* _Dataset items_
"""
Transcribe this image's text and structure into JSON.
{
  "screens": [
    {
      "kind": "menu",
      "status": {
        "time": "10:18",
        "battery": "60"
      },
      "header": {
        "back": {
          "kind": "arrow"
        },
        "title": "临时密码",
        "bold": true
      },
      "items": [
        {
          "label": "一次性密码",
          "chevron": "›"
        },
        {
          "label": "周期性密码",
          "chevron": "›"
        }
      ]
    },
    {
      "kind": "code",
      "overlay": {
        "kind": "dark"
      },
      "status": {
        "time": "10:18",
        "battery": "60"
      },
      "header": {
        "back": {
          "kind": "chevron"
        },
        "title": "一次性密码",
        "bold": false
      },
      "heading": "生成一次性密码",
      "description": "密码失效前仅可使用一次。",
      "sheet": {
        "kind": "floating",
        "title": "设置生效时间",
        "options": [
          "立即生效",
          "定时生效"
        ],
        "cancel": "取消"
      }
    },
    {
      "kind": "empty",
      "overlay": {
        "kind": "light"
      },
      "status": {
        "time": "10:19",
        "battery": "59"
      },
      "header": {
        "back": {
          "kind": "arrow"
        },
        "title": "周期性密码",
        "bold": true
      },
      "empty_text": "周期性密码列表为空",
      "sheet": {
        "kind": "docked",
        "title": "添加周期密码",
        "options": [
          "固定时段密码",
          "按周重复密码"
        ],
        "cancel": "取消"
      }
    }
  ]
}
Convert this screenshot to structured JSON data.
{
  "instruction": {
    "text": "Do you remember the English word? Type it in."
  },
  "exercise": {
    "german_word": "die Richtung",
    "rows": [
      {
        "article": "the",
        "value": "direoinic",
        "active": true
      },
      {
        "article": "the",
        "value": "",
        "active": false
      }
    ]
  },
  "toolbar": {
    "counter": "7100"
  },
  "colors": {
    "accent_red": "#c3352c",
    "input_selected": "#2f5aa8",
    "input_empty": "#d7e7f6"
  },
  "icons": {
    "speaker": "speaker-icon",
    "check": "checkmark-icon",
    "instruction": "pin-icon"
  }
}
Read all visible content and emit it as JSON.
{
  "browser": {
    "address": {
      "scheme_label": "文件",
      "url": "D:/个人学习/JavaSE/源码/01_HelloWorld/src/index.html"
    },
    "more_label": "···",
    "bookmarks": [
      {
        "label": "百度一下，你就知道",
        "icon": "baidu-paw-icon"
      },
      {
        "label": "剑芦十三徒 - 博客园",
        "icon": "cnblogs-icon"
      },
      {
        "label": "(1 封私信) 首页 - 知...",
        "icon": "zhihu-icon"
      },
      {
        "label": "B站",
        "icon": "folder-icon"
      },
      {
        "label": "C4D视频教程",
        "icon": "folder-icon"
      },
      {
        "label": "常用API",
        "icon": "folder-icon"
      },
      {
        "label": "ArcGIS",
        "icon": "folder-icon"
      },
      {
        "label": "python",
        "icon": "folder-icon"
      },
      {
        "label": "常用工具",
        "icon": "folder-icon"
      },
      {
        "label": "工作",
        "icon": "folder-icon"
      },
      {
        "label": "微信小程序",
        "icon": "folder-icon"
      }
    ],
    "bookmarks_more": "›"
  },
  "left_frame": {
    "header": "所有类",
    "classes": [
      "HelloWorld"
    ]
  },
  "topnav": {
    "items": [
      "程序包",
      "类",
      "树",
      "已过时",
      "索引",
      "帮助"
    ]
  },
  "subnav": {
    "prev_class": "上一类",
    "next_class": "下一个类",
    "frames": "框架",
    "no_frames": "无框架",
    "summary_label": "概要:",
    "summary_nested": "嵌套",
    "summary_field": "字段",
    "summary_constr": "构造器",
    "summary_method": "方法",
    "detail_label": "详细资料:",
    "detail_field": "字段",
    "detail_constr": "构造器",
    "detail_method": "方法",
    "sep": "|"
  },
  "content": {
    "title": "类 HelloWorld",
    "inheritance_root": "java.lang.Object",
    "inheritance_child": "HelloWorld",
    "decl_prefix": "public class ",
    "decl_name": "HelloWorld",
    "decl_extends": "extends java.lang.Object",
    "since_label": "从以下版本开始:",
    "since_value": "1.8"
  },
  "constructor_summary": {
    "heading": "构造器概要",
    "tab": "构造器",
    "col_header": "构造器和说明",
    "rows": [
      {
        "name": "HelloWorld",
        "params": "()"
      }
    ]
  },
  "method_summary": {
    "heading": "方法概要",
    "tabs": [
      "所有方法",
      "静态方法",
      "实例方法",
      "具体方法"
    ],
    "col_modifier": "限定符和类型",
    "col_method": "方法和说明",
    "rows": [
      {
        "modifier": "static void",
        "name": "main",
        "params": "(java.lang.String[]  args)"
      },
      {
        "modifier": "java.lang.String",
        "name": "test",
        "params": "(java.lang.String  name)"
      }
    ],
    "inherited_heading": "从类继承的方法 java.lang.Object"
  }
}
"""
"""
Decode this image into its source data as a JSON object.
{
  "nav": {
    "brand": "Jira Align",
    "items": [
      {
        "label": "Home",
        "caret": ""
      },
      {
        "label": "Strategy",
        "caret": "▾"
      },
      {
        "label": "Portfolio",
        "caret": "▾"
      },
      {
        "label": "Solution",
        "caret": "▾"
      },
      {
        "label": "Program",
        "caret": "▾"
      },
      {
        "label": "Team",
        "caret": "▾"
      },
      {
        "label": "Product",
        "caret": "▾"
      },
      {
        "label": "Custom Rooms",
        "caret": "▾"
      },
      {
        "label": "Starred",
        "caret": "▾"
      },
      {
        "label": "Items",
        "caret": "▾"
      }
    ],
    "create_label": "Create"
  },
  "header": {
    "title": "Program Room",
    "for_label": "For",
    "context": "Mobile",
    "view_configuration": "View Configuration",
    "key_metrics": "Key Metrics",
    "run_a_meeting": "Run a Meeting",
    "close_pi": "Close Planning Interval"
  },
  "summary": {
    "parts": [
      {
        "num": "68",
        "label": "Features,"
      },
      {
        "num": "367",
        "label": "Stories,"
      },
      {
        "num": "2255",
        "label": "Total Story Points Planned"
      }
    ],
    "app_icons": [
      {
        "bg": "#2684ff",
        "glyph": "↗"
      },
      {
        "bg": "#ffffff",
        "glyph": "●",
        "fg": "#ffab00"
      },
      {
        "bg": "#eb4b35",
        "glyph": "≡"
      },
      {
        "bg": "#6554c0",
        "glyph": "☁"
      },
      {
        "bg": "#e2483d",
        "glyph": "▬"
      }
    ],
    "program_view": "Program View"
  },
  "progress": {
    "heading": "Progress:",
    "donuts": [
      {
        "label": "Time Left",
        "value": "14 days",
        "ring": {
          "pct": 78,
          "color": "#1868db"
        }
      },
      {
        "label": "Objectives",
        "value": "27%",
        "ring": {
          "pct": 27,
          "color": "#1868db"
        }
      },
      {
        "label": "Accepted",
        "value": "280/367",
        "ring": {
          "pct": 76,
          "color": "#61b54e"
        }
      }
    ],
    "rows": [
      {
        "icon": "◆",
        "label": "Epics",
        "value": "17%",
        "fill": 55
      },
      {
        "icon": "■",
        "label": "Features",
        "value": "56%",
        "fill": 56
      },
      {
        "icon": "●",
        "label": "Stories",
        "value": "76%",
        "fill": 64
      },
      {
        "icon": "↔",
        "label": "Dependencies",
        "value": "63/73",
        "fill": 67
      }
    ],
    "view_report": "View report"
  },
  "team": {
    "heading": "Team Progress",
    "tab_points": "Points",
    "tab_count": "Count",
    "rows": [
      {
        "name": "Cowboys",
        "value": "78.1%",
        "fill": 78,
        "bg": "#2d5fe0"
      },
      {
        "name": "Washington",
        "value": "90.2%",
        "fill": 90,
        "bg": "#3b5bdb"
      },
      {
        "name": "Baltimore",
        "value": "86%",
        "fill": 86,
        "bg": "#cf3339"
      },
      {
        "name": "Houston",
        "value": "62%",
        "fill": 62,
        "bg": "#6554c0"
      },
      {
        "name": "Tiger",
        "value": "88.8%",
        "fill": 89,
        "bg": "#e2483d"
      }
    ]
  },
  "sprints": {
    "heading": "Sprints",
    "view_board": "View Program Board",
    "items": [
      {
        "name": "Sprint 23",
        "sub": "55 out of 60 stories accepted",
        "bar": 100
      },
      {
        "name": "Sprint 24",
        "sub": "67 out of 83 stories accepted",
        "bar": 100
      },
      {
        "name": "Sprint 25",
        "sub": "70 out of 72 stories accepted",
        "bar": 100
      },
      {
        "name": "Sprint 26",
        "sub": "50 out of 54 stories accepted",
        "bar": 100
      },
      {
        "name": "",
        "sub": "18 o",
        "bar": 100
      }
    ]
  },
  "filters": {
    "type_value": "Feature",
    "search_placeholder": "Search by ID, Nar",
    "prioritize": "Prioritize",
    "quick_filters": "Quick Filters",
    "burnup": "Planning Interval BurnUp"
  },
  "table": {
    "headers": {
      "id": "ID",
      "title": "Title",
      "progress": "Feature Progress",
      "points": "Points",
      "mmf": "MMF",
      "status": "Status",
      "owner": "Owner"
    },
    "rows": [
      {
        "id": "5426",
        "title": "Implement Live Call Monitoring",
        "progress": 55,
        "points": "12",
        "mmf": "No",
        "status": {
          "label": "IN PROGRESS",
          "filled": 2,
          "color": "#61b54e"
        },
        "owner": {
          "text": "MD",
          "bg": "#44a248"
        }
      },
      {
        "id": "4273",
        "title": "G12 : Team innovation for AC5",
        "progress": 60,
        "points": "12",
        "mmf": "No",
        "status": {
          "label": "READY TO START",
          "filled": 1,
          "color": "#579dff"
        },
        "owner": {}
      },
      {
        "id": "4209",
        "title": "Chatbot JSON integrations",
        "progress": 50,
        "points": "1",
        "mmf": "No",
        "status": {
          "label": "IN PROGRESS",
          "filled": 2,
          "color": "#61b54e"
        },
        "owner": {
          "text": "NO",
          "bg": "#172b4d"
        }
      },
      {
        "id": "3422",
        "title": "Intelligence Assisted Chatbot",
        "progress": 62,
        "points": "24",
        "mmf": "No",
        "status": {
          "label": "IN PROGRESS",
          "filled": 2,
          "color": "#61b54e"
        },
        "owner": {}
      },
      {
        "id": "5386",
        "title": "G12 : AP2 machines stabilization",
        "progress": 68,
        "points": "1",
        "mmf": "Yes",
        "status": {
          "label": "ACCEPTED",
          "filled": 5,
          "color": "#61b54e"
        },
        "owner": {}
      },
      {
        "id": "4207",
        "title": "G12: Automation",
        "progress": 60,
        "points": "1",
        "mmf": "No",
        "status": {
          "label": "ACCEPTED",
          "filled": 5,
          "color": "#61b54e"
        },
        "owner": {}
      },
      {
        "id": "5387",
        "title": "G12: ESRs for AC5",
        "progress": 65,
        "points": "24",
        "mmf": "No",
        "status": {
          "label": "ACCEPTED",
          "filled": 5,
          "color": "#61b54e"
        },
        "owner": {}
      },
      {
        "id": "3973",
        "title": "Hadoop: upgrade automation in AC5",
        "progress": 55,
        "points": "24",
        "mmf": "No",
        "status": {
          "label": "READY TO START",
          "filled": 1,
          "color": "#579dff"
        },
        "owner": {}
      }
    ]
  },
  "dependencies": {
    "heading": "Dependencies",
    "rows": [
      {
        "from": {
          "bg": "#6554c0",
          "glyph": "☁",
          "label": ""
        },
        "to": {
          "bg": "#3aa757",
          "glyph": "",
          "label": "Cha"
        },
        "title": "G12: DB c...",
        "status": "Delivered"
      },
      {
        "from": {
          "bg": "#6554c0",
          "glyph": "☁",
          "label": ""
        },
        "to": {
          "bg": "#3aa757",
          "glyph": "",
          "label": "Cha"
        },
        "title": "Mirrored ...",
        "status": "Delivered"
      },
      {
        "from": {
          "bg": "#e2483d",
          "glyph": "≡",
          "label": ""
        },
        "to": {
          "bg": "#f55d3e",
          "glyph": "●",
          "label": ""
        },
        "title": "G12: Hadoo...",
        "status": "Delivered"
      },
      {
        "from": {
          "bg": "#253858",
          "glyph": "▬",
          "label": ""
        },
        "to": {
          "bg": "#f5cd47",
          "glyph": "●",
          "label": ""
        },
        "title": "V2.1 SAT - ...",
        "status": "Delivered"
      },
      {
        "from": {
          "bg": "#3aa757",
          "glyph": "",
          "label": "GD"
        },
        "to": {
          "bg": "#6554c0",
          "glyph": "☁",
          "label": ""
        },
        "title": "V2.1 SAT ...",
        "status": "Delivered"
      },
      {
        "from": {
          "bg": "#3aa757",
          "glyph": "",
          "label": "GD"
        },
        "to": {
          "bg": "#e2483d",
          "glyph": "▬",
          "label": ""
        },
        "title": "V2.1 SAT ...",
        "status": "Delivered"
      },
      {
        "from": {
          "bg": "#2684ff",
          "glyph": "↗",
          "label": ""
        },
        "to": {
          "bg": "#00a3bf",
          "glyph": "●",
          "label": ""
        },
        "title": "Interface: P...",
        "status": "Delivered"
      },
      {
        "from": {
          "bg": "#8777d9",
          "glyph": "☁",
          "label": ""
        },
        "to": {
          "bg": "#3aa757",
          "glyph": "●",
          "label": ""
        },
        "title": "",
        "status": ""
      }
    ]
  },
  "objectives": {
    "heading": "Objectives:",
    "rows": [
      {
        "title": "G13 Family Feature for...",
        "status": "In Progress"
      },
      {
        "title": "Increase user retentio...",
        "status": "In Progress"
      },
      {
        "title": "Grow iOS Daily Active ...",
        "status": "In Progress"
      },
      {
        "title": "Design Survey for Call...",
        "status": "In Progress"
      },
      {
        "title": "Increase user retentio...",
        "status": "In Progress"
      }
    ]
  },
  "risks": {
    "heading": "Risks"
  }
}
"""
"""
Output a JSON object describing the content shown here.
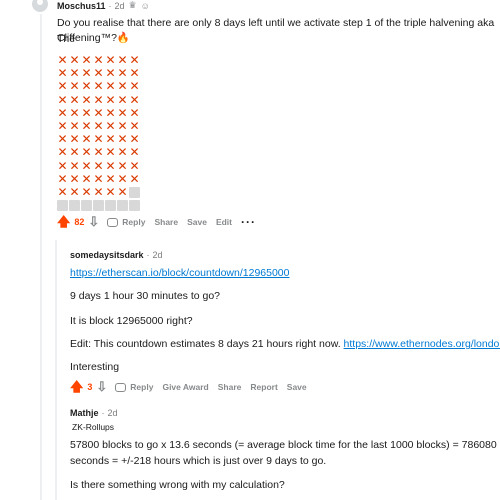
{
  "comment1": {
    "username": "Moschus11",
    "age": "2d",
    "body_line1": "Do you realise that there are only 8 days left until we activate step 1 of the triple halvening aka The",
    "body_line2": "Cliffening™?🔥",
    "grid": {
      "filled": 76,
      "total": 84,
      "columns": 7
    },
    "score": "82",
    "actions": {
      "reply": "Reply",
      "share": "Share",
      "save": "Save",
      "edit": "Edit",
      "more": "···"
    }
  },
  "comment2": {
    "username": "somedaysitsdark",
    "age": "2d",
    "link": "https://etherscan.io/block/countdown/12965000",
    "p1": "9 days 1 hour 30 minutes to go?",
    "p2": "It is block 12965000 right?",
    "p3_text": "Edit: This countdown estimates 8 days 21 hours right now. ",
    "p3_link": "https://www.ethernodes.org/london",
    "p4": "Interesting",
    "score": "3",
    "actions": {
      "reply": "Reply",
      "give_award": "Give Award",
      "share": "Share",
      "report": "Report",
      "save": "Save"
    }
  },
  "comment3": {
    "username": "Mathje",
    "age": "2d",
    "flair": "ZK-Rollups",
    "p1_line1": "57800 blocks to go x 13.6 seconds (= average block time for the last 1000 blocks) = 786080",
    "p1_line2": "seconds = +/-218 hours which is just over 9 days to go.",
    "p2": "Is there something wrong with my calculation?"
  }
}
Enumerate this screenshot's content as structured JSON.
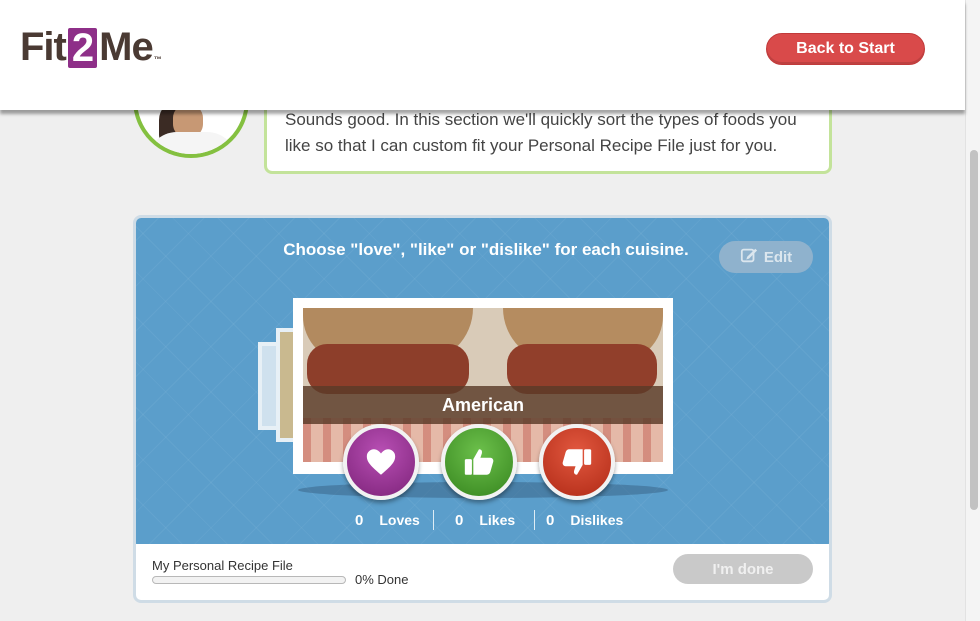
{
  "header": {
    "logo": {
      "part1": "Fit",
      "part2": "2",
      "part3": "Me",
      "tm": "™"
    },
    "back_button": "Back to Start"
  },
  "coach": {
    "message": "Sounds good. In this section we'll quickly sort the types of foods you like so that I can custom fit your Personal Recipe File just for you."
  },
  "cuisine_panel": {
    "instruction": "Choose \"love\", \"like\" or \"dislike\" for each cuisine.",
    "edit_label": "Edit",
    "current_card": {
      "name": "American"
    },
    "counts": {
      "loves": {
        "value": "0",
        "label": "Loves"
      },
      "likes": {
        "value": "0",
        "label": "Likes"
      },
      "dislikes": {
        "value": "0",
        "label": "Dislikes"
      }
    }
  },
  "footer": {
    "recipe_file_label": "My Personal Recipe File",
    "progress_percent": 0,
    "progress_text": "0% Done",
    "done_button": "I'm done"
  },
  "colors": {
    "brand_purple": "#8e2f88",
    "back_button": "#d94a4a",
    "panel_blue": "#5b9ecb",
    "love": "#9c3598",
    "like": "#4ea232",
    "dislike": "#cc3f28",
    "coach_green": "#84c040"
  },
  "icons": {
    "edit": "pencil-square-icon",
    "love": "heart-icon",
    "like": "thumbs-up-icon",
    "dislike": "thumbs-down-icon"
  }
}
"""
All lines above containing the string "Program" are to be collected.

* _SOLUTION FOR THIS EXERCISE_
        "label": "Program",
    "title": "Program Room",
    "program_view": "Program View"
    "view_board": "View Program Board",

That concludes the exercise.